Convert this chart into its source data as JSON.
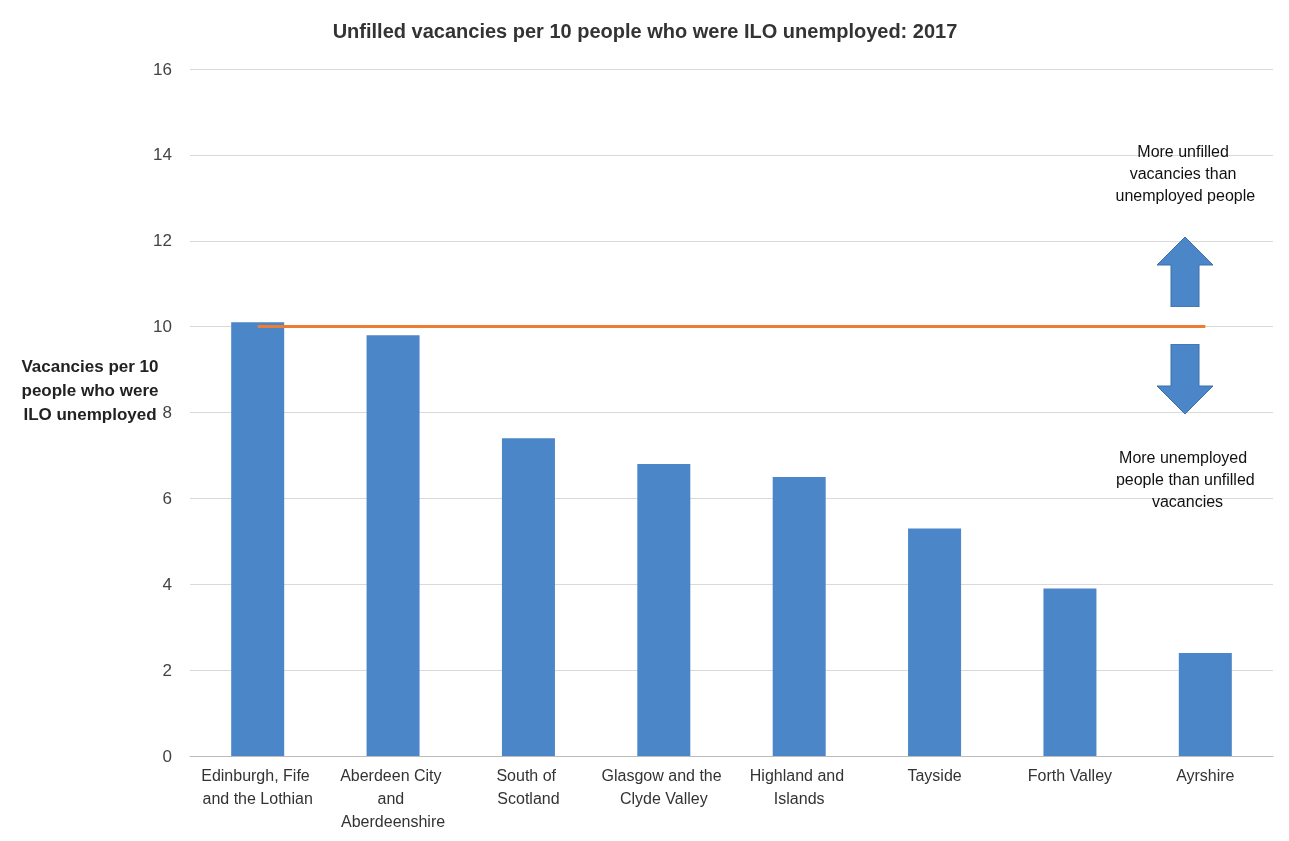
{
  "chart_data": {
    "type": "bar",
    "title": "Unfilled vacancies per 10 people who were ILO unemployed: 2017",
    "ylabel": "Vacancies per 10 people who were ILO unemployed",
    "categories": [
      "Edinburgh, Fife and the Lothian",
      "Aberdeen City and Aberdeenshire",
      "South of Scotland",
      "Glasgow and the Clyde Valley",
      "Highland and Islands",
      "Tayside",
      "Forth Valley",
      "Ayrshire"
    ],
    "values": [
      10.1,
      9.8,
      7.4,
      6.8,
      6.5,
      5.3,
      3.9,
      2.4
    ],
    "color": "#4a86c8",
    "ylim": [
      0,
      16
    ],
    "yticks": [
      0,
      2,
      4,
      6,
      8,
      10,
      12,
      14,
      16
    ],
    "grid": "y",
    "ref_lines": [
      {
        "axis": "y",
        "value": 10,
        "color": "#ed7d31"
      }
    ],
    "annotations": [
      "More unfilled vacancies than unemployed people",
      "More unemployed people than unfilled vacancies"
    ]
  }
}
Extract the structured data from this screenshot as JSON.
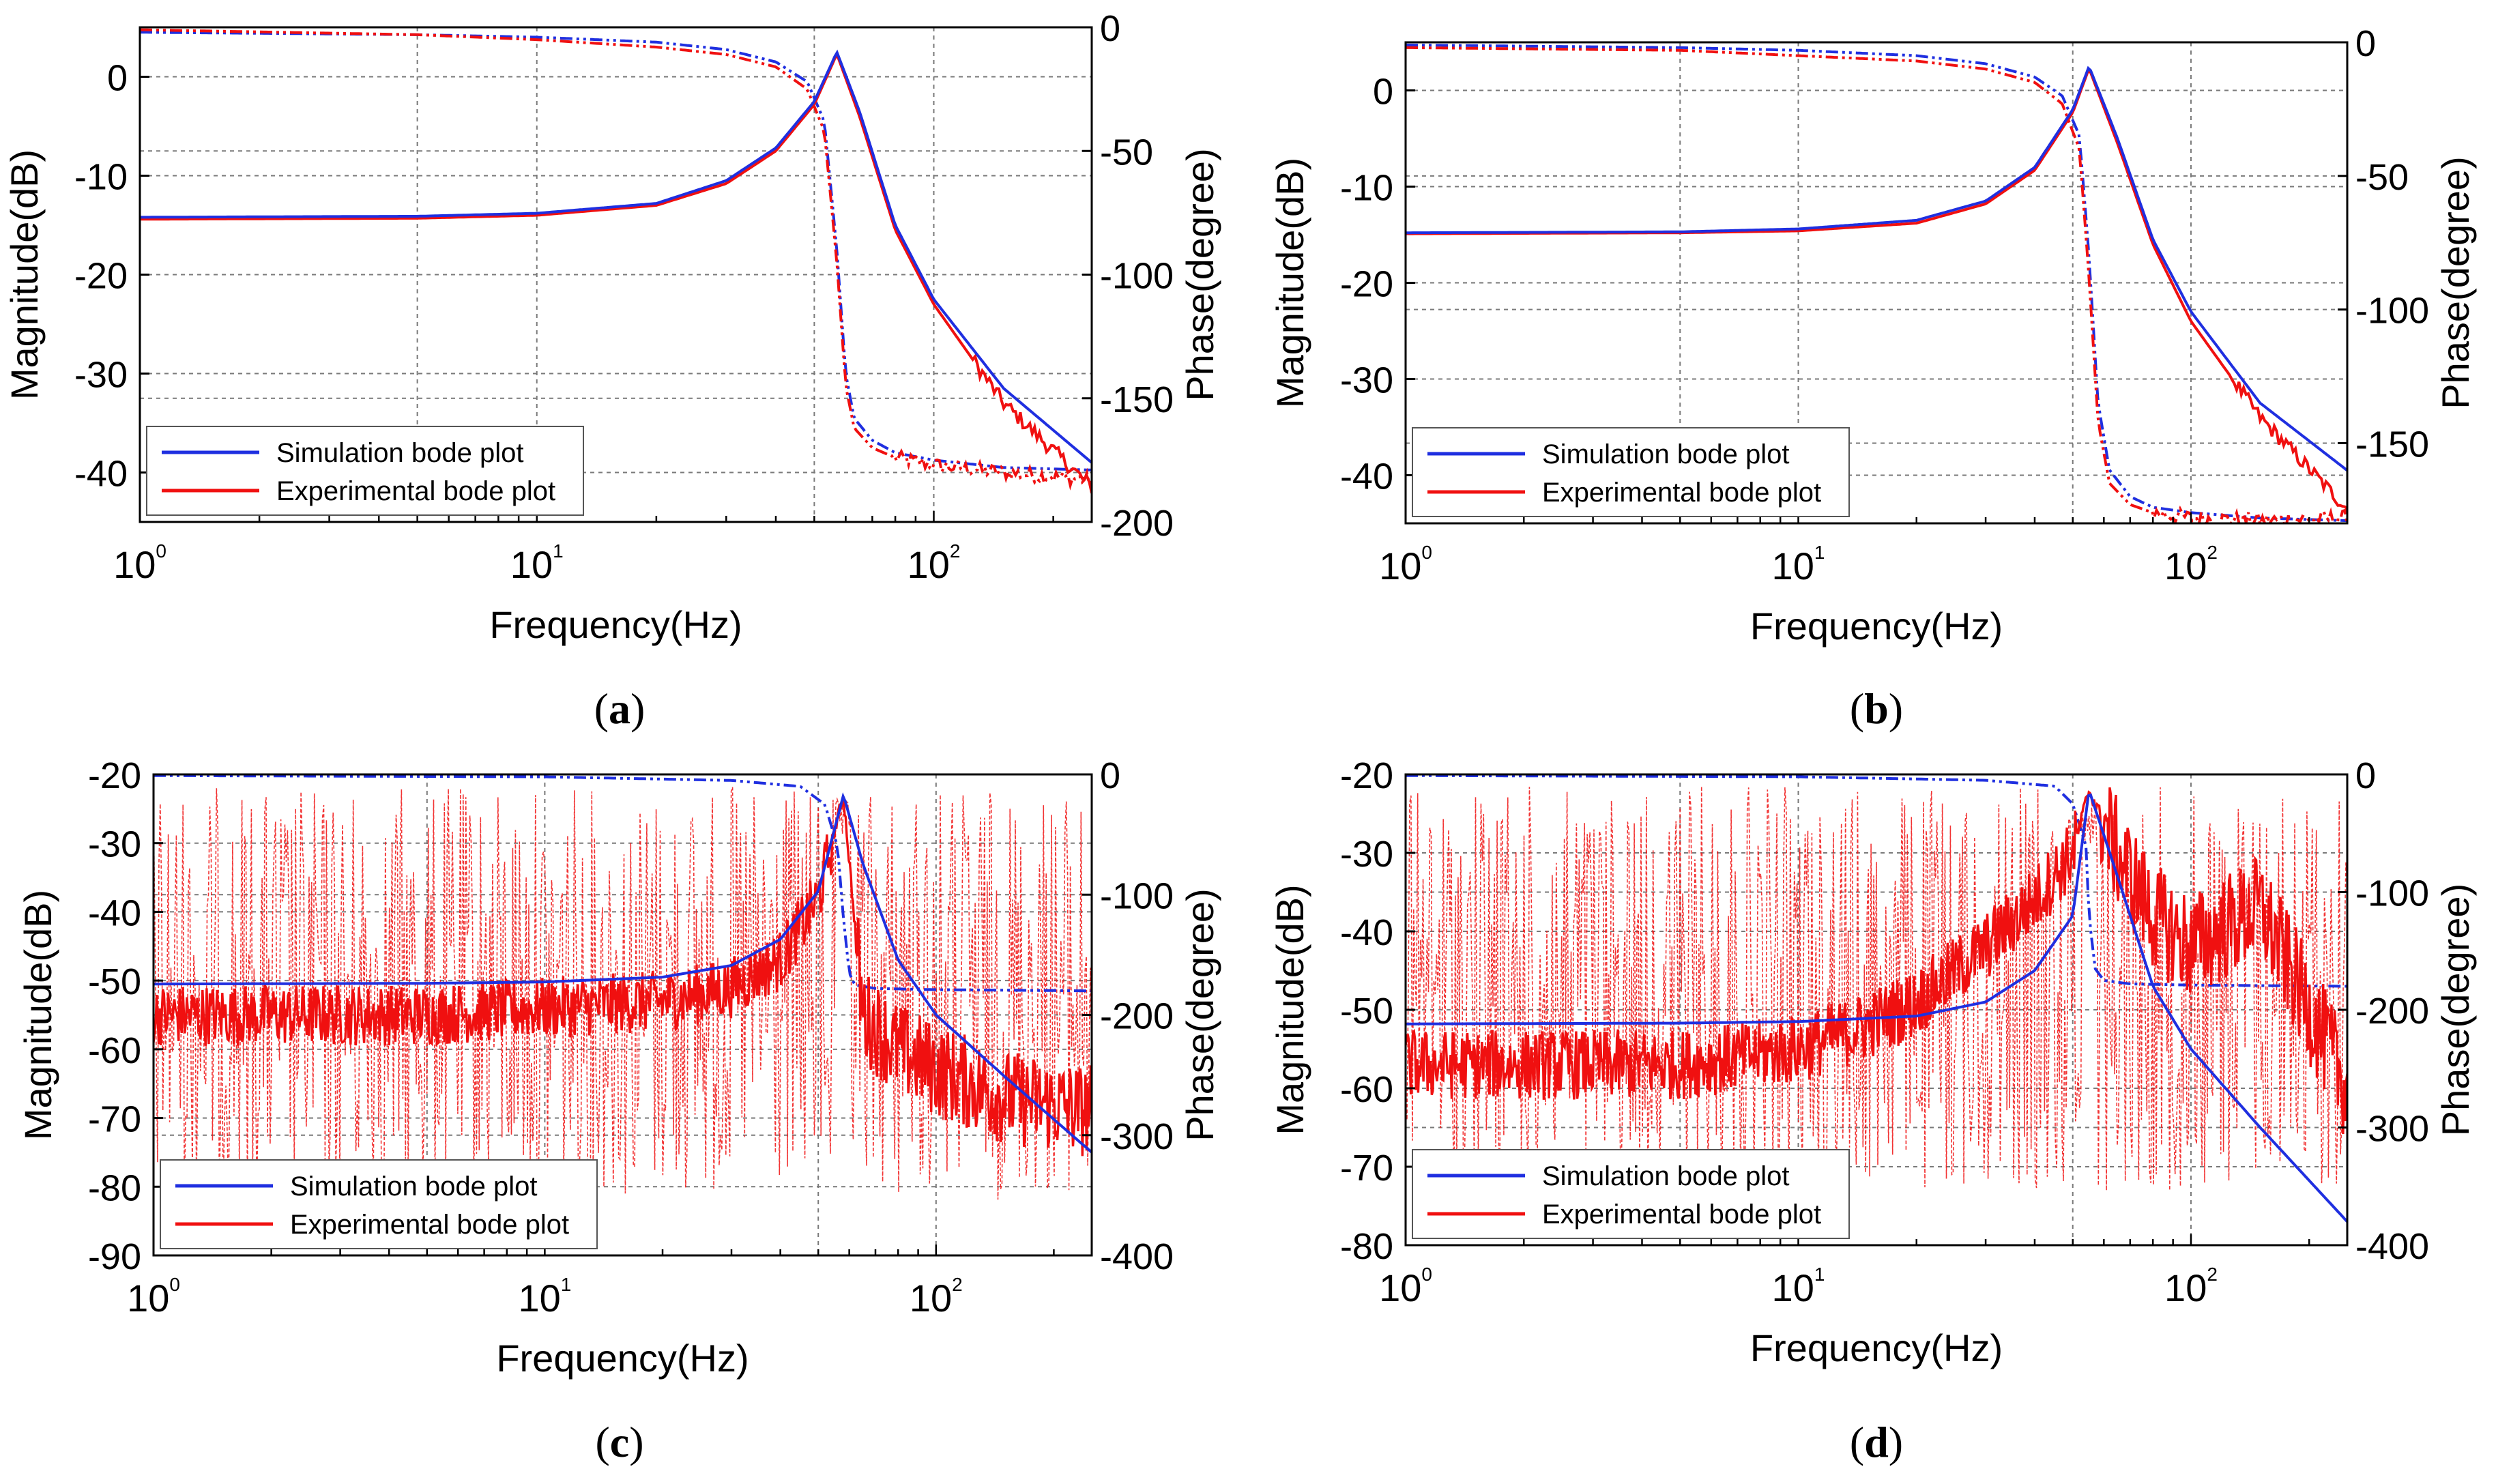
━━━━━━━━━━
• **Aim**
Go through the listing above and write it all out exactly, leaving out any picture.

• **Exercise response**
Convert this chart into its source data as JSON.
{
  "chart_data": {
    "type": "bar",
    "title": "Unfilled vacancies per 10 people who were ILO unemployed: 2017",
    "ylabel": "Vacancies per 10 people who were ILO unemployed",
    "categories": [
      "Edinburgh, Fife and the Lothian",
      "Aberdeen City and Aberdeenshire",
      "South of Scotland",
      "Glasgow and the Clyde Valley",
      "Highland and Islands",
      "Tayside",
      "Forth Valley",
      "Ayrshire"
    ],
    "values": [
      10.1,
      9.8,
      7.4,
      6.8,
      6.5,
      5.3,
      3.9,
      2.4
    ],
    "color": "#4a86c8",
    "ylim": [
      0,
      16
    ],
    "yticks": [
      0,
      2,
      4,
      6,
      8,
      10,
      12,
      14,
      16
    ],
    "grid": "y",
    "ref_lines": [
      {
        "axis": "y",
        "value": 10,
        "color": "#ed7d31"
      }
    ],
    "annotations": [
      "More unfilled vacancies than unemployed people",
      "More unemployed people than unfilled vacancies"
    ]
  }
}
Extract the structured data from this screenshot as JSON.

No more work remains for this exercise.